• [Supplied material]:
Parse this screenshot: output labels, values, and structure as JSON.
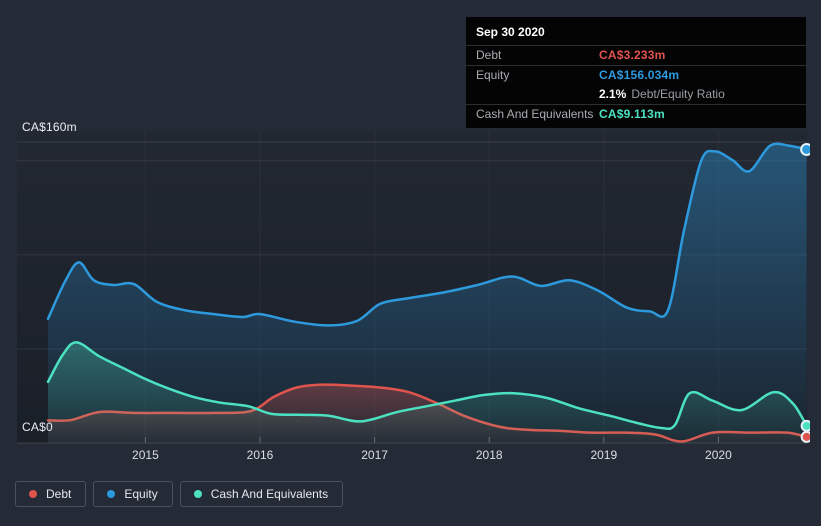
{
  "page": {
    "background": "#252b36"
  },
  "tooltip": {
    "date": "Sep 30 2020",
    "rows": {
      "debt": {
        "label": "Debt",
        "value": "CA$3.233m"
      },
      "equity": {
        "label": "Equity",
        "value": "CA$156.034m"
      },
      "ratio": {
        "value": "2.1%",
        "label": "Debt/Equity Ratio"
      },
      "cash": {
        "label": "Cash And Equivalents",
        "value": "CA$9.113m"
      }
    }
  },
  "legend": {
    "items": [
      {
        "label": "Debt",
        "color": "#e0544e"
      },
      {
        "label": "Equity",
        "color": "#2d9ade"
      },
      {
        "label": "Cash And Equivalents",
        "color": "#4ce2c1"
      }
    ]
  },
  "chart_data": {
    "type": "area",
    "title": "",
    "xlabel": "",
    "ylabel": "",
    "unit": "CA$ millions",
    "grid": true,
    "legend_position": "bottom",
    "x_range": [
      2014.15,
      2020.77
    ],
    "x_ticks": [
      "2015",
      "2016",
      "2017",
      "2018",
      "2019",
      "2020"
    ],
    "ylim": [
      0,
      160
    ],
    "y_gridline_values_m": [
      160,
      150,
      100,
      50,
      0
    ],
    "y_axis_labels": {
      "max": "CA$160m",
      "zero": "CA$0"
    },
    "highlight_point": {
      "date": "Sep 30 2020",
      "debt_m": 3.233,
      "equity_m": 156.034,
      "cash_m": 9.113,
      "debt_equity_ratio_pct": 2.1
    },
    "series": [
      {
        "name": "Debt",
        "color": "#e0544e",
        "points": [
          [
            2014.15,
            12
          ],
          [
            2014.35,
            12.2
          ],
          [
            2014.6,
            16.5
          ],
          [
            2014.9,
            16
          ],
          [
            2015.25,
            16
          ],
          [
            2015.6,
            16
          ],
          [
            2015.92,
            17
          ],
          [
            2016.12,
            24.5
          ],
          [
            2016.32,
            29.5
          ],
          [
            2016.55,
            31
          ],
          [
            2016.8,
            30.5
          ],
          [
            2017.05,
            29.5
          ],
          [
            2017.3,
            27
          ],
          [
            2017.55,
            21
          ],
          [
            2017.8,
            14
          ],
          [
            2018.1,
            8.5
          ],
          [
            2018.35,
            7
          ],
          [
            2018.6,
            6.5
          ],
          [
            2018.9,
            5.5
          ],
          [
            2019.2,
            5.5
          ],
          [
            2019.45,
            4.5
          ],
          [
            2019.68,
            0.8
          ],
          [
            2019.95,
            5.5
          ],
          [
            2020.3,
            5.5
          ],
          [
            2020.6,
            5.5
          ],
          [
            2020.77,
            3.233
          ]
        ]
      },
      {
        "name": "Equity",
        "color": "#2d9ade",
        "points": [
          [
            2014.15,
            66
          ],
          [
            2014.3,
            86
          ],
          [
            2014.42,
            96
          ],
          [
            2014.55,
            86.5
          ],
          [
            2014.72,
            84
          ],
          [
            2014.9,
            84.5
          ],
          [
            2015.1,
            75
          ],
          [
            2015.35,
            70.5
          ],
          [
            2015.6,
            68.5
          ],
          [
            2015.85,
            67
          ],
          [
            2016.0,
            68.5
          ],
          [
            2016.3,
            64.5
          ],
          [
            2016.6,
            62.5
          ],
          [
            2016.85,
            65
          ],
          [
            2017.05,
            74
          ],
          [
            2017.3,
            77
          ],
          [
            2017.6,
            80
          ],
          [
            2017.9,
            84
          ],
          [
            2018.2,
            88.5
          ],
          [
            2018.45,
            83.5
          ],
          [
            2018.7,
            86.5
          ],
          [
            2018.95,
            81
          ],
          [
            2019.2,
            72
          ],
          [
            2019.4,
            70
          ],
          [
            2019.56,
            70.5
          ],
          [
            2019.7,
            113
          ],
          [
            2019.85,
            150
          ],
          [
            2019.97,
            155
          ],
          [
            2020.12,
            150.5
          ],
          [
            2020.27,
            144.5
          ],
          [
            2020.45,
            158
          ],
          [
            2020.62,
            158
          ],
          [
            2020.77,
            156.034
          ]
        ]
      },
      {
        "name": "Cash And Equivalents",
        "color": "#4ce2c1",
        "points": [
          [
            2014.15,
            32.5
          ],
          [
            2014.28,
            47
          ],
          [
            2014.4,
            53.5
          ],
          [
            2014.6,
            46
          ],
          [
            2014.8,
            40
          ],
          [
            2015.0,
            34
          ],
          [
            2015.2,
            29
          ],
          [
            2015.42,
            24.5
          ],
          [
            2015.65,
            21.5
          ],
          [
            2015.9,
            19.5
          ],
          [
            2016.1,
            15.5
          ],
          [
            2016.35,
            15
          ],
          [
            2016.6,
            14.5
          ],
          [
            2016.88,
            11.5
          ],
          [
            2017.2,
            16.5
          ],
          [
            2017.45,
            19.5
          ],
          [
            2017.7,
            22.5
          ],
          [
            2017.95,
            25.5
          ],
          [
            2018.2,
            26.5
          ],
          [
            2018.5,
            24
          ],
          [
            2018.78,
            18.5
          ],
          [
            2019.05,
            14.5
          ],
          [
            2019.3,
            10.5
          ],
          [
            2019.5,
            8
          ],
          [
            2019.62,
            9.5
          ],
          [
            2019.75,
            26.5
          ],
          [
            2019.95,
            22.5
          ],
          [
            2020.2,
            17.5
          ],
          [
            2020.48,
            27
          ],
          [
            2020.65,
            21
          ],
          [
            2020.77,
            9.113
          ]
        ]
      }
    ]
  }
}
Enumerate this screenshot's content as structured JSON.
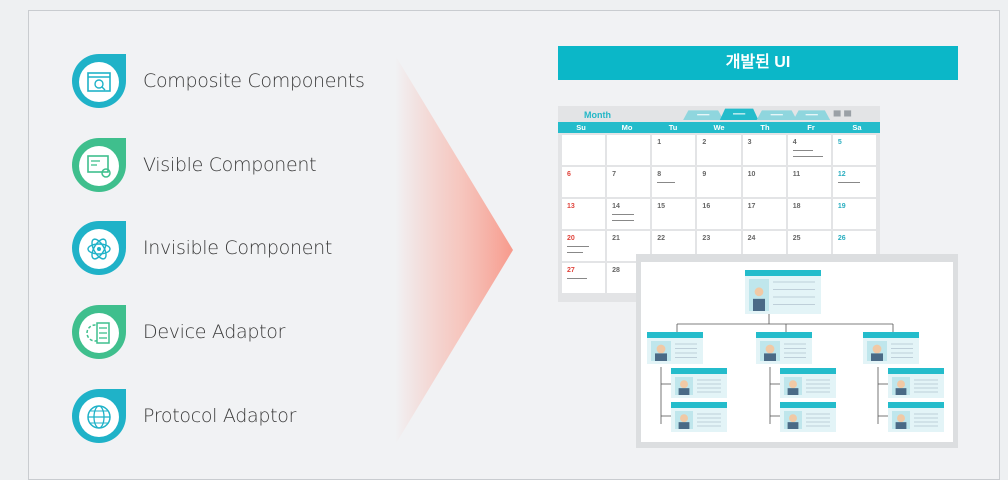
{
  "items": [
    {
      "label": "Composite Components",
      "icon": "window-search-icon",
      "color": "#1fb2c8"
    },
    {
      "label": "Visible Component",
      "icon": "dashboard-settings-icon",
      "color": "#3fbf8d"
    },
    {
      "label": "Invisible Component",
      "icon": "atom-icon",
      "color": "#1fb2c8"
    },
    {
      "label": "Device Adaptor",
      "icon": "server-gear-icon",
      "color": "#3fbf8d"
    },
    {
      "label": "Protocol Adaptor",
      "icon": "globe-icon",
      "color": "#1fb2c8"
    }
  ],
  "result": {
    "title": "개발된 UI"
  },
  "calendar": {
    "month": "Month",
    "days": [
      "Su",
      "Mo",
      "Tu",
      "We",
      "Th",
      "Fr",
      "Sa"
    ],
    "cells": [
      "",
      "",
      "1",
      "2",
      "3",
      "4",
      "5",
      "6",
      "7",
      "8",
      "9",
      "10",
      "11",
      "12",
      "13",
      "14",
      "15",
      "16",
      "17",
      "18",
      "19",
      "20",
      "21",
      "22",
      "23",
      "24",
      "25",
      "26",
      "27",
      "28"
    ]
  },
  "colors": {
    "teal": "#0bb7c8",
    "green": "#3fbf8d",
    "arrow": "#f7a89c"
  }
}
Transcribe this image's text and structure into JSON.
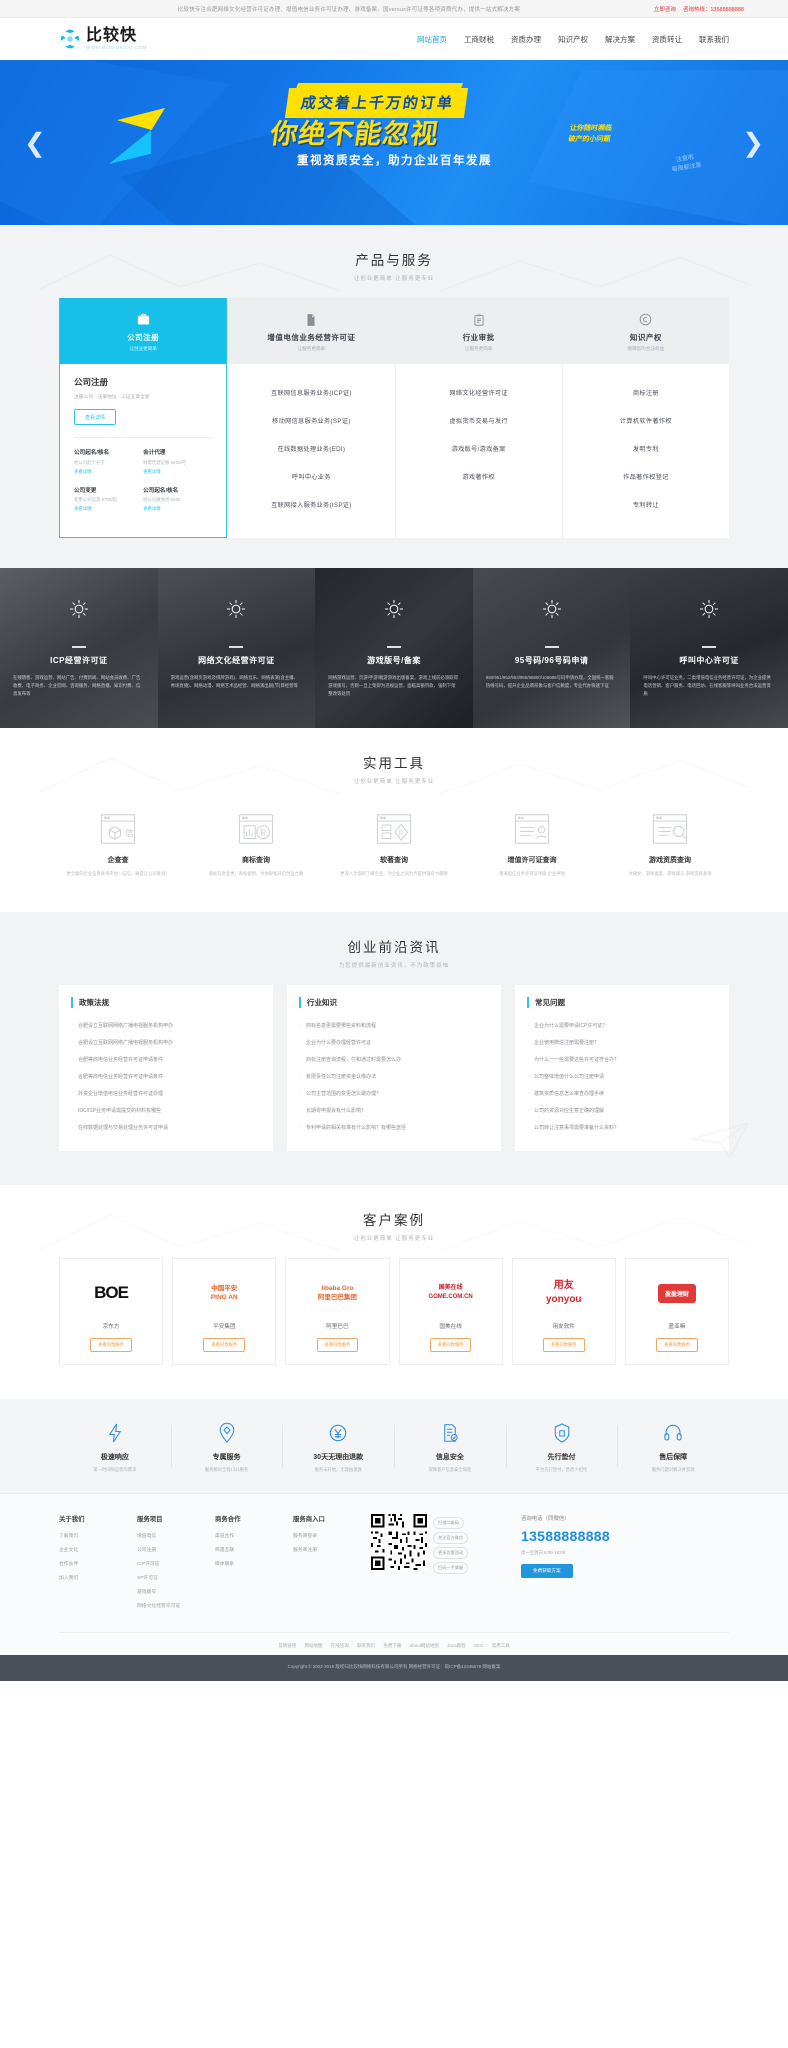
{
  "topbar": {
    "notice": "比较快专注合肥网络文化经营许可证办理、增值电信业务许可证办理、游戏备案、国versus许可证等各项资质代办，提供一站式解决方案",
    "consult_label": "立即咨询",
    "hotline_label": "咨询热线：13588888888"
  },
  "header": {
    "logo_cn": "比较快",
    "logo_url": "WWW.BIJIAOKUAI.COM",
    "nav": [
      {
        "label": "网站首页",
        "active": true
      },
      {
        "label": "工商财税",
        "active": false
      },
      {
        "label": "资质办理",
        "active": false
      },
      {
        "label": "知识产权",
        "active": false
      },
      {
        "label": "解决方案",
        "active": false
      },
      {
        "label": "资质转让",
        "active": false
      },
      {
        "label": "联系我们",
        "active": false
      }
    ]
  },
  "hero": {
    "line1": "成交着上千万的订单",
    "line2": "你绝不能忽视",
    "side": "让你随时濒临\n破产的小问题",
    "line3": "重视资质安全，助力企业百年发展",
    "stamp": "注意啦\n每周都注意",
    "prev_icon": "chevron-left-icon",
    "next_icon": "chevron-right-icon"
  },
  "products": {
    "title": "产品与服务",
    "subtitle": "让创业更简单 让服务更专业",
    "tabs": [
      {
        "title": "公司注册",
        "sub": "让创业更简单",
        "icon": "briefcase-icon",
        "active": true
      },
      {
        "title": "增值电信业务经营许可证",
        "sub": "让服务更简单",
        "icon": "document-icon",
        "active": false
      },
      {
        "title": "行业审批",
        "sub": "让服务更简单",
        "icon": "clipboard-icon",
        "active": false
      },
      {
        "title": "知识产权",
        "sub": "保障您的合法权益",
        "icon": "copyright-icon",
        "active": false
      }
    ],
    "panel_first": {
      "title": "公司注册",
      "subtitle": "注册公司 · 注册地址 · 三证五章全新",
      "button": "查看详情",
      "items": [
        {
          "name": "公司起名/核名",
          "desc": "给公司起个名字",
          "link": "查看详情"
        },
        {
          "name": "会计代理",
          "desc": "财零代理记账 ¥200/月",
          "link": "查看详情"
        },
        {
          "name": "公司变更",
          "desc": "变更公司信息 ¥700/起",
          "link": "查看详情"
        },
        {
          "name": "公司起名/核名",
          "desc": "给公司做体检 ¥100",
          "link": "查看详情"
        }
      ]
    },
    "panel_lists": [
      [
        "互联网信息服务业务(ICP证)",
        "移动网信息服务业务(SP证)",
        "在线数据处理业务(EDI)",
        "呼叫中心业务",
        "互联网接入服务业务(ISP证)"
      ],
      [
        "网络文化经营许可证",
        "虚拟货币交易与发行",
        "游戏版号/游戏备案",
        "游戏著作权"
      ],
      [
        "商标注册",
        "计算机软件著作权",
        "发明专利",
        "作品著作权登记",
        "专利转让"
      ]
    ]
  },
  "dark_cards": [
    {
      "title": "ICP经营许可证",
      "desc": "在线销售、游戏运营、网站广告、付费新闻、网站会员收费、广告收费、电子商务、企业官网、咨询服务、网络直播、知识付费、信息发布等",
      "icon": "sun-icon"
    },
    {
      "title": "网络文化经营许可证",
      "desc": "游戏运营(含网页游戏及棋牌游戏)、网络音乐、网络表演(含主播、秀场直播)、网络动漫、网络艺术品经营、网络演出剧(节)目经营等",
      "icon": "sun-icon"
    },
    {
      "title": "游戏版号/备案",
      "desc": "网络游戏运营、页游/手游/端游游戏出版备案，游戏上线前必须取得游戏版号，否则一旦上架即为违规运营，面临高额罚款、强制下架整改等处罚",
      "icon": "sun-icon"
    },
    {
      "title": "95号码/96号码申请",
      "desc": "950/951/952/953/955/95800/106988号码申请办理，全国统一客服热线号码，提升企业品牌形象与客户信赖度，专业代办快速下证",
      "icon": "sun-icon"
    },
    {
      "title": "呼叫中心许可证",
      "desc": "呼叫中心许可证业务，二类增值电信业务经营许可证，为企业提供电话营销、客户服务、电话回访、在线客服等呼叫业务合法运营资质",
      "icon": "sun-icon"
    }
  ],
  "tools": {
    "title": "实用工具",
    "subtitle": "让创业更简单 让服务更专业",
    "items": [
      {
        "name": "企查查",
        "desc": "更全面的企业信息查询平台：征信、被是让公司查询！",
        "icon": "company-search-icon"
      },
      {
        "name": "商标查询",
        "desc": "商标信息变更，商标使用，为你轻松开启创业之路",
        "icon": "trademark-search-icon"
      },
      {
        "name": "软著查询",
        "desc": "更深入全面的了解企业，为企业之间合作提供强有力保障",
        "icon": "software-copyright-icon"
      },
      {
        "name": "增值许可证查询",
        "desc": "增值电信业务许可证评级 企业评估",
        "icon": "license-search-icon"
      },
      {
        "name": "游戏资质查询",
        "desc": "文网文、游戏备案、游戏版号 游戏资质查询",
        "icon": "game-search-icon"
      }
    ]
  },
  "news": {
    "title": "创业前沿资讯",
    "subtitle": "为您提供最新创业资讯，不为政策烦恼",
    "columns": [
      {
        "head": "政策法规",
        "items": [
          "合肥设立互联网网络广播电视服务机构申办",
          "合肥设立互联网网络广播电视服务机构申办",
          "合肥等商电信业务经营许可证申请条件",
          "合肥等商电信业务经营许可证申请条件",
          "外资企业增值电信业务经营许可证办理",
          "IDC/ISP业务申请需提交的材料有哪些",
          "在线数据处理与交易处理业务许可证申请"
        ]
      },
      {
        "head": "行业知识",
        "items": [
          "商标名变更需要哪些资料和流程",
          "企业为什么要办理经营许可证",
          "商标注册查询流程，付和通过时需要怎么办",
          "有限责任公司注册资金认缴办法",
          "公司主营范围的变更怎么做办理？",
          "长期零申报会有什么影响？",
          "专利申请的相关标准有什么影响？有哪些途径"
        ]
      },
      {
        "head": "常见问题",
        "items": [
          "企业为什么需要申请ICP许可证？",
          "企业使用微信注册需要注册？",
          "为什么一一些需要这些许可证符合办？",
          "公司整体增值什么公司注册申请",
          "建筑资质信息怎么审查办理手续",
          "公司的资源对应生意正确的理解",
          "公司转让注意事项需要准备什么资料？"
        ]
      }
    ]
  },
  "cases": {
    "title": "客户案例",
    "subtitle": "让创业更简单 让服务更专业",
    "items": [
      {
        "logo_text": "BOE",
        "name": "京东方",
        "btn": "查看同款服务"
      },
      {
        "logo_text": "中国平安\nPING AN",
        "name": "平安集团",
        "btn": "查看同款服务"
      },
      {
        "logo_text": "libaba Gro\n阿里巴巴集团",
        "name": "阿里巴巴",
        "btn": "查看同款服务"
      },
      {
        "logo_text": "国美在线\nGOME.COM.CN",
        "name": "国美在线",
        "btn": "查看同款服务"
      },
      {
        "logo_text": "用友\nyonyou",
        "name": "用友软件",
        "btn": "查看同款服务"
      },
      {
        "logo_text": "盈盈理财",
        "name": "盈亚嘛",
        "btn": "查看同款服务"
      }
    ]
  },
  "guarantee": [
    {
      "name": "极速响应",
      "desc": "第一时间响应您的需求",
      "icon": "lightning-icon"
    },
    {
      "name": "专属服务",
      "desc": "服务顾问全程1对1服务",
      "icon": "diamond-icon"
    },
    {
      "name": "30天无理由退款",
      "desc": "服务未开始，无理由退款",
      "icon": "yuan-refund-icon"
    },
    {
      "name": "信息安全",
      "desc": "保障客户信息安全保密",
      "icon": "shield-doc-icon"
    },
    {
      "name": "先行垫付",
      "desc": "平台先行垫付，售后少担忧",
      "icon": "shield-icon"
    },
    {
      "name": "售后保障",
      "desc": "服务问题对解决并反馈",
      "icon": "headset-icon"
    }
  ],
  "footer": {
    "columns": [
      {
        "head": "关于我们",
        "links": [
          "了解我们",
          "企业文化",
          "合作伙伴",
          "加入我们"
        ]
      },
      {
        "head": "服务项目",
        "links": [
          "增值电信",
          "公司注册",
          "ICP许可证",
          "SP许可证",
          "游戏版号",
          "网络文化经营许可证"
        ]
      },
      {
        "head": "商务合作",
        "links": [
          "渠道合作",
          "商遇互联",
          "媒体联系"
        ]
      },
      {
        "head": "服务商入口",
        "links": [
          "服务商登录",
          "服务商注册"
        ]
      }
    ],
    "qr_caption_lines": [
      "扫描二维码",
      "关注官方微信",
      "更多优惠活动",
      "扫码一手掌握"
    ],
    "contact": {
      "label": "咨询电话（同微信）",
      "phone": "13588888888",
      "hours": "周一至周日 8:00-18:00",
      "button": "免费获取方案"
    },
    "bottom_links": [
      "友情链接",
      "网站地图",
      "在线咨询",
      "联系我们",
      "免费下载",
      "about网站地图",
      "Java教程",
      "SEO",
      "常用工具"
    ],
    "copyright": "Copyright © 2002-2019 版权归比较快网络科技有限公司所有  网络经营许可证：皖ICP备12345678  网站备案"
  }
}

• [Directions for this task]: Looking at the material above, count the lines containing the string "游戏备案" and reply with the count alone.

• [Exercise output]: 3